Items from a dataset
--- Begin ---

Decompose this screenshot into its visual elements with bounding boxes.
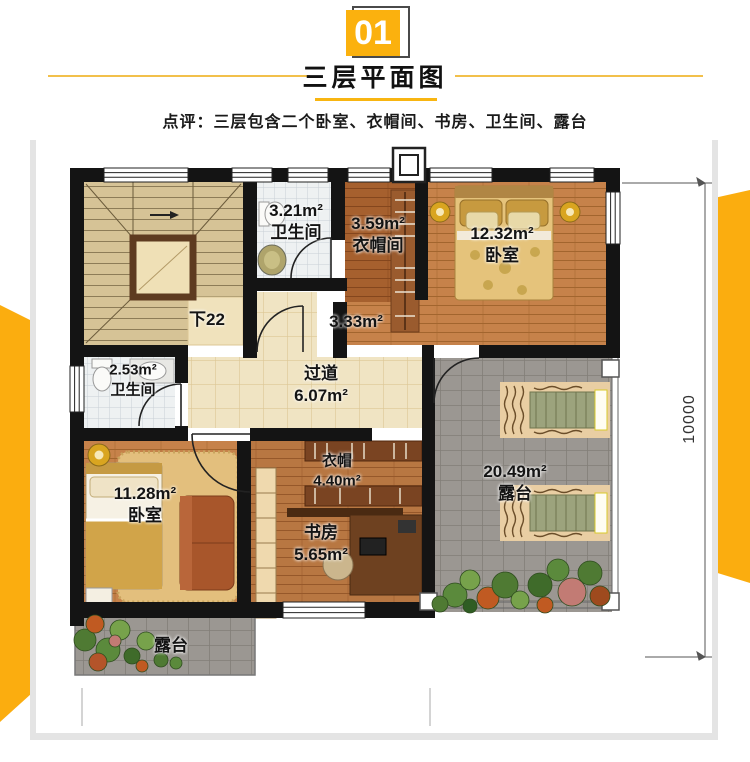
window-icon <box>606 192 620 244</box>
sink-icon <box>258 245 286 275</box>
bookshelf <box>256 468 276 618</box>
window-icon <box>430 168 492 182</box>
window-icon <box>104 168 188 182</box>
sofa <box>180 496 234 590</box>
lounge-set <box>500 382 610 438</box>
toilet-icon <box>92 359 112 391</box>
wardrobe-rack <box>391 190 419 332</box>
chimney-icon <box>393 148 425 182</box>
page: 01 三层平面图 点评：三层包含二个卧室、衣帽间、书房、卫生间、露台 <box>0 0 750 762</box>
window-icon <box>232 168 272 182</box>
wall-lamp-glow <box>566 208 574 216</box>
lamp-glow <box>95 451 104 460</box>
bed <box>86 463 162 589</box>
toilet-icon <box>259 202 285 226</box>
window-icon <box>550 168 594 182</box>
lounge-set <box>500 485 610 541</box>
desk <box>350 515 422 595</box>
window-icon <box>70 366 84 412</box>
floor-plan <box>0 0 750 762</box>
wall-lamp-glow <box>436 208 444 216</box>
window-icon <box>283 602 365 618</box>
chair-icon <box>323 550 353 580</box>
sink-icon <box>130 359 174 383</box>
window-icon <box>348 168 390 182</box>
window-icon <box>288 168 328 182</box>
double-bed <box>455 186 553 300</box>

--- End ---

Written problem —
Output every line of the items above as a numbered list, skipping any blank lines and omitting the pictures.

Exercise output —
1. Decompose this screenshot into its visual elements with bounding boxes.
2. window-icon <box>606 192 620 244</box>
3. sink-icon <box>258 245 286 275</box>
4. bookshelf <box>256 468 276 618</box>
5. window-icon <box>430 168 492 182</box>
6. window-icon <box>104 168 188 182</box>
7. sofa <box>180 496 234 590</box>
8. lounge-set <box>500 382 610 438</box>
9. toilet-icon <box>92 359 112 391</box>
10. wardrobe-rack <box>391 190 419 332</box>
11. chimney-icon <box>393 148 425 182</box>
12. page: 01 三层平面图 点评：三层包含二个卧室、衣帽间、书房、卫生间、露台 <box>0 0 750 762</box>
13. window-icon <box>232 168 272 182</box>
14. wall-lamp-glow <box>566 208 574 216</box>
15. lamp-glow <box>95 451 104 460</box>
16. bed <box>86 463 162 589</box>
17. toilet-icon <box>259 202 285 226</box>
18. window-icon <box>550 168 594 182</box>
19. lounge-set <box>500 485 610 541</box>
20. desk <box>350 515 422 595</box>
21. window-icon <box>70 366 84 412</box>
22. floor-plan <box>0 0 750 762</box>
23. wall-lamp-glow <box>436 208 444 216</box>
24. window-icon <box>283 602 365 618</box>
25. chair-icon <box>323 550 353 580</box>
26. sink-icon <box>130 359 174 383</box>
27. window-icon <box>348 168 390 182</box>
28. window-icon <box>288 168 328 182</box>
29. double-bed <box>455 186 553 300</box>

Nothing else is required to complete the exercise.